= Required work =
Count every line of the listing where the string "triangle" occurs, and reply with the count alone.
━━━━━ Data supplied
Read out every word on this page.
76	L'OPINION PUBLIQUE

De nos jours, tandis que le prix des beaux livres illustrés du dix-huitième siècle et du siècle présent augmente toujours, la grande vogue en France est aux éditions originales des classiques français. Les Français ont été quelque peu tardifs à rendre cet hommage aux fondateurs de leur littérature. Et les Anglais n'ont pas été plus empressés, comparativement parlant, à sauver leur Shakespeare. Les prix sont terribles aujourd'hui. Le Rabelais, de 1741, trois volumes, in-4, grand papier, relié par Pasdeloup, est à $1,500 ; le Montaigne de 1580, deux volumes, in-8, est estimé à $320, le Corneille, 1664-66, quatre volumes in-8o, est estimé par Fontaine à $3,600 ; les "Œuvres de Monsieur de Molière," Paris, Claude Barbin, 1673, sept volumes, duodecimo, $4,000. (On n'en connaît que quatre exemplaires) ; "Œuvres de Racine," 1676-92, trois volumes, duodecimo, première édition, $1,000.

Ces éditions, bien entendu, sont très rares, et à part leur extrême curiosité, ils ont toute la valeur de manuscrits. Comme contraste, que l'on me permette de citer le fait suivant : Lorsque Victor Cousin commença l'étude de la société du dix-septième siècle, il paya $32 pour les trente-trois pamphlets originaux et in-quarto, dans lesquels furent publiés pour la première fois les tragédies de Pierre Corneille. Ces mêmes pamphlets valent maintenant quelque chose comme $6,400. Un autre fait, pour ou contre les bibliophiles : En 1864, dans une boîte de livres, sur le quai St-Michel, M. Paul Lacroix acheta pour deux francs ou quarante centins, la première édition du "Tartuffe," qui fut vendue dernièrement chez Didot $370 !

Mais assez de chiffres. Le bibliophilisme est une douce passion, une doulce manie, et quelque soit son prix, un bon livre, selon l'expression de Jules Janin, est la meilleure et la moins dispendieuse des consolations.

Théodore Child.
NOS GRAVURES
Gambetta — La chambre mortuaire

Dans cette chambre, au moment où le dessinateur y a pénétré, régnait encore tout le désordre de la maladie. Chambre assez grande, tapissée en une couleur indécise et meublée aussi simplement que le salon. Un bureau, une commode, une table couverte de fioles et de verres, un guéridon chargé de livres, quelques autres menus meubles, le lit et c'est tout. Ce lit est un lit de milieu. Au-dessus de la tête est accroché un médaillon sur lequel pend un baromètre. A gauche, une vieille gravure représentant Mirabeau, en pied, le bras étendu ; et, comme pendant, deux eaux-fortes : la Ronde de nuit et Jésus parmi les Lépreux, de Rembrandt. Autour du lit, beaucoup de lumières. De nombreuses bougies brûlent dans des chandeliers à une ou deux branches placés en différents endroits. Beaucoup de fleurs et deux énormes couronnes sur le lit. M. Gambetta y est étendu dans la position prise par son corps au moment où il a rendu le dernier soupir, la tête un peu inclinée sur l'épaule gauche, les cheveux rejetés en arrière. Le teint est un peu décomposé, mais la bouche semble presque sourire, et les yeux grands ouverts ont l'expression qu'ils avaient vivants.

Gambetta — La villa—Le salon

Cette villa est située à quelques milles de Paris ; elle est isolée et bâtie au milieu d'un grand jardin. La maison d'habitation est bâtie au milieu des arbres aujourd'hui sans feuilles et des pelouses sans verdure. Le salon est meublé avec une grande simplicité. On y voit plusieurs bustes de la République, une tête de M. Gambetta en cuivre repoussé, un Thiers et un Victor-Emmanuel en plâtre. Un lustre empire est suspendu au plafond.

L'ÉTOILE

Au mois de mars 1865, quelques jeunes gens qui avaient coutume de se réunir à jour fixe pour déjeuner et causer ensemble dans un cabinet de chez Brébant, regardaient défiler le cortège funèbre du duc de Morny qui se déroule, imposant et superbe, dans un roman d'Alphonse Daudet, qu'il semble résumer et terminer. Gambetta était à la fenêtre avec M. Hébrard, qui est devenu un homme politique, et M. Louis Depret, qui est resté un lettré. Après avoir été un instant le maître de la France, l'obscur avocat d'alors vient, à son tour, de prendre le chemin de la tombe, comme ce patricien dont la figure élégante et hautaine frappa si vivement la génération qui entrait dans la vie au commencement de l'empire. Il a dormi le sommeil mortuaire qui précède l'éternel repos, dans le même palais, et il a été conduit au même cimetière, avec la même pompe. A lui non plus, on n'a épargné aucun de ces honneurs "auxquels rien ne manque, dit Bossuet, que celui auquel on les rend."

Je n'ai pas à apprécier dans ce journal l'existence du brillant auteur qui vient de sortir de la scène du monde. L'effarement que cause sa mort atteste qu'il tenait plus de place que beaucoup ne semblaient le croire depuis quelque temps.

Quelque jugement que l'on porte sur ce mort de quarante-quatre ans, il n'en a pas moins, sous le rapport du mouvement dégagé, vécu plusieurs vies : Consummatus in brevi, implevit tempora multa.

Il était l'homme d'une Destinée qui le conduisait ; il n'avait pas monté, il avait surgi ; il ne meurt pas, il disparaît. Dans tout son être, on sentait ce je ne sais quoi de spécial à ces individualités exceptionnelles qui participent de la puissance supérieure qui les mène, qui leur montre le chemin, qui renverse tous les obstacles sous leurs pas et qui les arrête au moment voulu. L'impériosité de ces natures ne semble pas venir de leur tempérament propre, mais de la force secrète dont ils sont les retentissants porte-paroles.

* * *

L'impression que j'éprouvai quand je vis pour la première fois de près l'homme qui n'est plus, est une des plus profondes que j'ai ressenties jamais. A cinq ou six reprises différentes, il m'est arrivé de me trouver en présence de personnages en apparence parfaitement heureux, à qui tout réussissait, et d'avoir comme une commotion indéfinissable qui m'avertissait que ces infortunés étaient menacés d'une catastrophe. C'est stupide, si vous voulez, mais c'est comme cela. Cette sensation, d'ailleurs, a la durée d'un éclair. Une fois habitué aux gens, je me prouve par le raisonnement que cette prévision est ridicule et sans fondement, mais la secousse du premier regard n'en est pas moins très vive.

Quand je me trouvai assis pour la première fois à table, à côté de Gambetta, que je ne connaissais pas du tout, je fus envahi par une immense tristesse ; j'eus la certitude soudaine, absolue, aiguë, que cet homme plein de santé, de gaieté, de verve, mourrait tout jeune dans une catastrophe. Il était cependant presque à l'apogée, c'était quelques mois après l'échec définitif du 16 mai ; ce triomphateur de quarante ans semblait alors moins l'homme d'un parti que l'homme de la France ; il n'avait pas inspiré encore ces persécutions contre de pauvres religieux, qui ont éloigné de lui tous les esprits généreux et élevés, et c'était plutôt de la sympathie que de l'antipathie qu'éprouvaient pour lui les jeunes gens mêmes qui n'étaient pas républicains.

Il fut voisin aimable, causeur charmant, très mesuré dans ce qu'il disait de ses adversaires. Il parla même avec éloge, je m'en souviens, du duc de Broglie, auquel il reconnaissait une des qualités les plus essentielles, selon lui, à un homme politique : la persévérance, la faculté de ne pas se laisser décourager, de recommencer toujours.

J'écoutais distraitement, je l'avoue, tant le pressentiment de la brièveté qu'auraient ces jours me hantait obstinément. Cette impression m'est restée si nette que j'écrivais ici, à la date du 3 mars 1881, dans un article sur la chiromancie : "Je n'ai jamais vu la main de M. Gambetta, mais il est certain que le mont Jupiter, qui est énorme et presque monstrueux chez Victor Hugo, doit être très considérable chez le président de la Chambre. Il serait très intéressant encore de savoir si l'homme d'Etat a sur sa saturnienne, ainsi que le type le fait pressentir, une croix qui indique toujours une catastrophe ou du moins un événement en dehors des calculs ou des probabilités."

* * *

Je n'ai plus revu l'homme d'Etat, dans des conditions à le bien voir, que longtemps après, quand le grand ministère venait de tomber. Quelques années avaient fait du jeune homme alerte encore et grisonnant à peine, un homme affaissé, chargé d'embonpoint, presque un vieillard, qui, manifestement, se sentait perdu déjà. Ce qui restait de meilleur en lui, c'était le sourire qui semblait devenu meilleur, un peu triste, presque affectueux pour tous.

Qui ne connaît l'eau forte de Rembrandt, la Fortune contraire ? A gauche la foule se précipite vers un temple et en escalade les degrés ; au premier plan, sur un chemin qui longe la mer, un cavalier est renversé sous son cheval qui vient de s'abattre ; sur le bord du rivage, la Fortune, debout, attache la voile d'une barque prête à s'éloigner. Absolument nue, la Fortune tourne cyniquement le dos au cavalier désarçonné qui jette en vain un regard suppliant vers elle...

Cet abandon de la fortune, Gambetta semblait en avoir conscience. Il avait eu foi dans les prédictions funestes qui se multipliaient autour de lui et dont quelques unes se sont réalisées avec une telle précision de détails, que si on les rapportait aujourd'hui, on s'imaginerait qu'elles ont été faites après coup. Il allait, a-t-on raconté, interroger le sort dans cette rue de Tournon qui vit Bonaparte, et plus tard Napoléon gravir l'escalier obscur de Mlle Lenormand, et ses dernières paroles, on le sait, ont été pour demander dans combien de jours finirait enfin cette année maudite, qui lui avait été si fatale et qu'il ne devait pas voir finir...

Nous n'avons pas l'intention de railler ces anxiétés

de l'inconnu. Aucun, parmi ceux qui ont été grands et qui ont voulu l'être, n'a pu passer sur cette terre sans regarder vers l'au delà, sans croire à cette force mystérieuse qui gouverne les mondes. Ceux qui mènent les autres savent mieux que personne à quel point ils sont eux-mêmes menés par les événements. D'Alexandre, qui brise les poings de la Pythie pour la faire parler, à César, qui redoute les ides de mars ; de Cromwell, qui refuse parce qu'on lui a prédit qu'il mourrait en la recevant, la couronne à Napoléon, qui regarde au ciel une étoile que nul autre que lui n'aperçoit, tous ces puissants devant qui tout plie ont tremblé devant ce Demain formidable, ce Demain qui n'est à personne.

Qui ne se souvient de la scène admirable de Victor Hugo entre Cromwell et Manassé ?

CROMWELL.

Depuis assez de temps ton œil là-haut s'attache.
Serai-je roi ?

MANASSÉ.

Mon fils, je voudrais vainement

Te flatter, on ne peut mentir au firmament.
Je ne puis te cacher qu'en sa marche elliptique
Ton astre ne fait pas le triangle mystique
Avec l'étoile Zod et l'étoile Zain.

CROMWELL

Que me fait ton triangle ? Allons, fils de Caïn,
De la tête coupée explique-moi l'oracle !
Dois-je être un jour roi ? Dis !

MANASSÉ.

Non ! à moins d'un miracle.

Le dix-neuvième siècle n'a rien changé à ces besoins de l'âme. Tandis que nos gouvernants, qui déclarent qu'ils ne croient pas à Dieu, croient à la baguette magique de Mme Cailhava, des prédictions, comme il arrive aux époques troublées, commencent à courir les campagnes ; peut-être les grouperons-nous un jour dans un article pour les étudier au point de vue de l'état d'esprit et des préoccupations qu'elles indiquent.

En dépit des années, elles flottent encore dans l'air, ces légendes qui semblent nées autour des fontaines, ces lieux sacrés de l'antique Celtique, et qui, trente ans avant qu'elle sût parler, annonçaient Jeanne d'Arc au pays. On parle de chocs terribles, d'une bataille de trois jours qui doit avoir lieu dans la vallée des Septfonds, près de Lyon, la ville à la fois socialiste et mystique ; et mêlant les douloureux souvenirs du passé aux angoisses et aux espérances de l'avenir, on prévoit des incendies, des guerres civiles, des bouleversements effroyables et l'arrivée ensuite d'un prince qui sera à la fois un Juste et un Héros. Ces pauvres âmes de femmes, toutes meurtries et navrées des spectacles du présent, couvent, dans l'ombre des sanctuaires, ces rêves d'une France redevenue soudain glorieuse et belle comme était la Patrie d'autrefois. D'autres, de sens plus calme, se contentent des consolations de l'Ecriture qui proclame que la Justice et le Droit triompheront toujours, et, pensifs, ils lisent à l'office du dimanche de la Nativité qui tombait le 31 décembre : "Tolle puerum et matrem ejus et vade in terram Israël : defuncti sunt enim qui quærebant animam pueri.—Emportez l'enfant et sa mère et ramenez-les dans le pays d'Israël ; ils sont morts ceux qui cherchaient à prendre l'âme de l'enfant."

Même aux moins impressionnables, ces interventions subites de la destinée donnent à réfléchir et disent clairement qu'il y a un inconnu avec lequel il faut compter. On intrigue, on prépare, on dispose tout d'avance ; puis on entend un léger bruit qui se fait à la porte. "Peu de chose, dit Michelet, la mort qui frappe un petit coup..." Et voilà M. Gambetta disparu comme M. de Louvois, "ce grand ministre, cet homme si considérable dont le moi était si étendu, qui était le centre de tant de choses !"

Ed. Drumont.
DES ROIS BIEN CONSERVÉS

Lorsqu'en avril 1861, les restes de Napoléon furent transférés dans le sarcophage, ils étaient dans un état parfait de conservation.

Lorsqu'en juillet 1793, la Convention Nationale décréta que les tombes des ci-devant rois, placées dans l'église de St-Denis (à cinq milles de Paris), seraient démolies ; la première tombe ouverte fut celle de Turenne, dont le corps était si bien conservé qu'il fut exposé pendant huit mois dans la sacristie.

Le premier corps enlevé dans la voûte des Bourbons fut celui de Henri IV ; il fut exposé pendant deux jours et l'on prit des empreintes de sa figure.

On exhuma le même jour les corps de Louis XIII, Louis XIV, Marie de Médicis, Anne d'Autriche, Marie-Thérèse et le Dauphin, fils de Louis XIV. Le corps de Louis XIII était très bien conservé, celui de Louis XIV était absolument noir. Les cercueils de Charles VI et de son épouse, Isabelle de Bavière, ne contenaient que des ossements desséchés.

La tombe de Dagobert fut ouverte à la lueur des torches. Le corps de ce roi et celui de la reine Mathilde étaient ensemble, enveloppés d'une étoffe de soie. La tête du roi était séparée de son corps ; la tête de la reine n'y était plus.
━━━━━━━━━━
= The solution =
2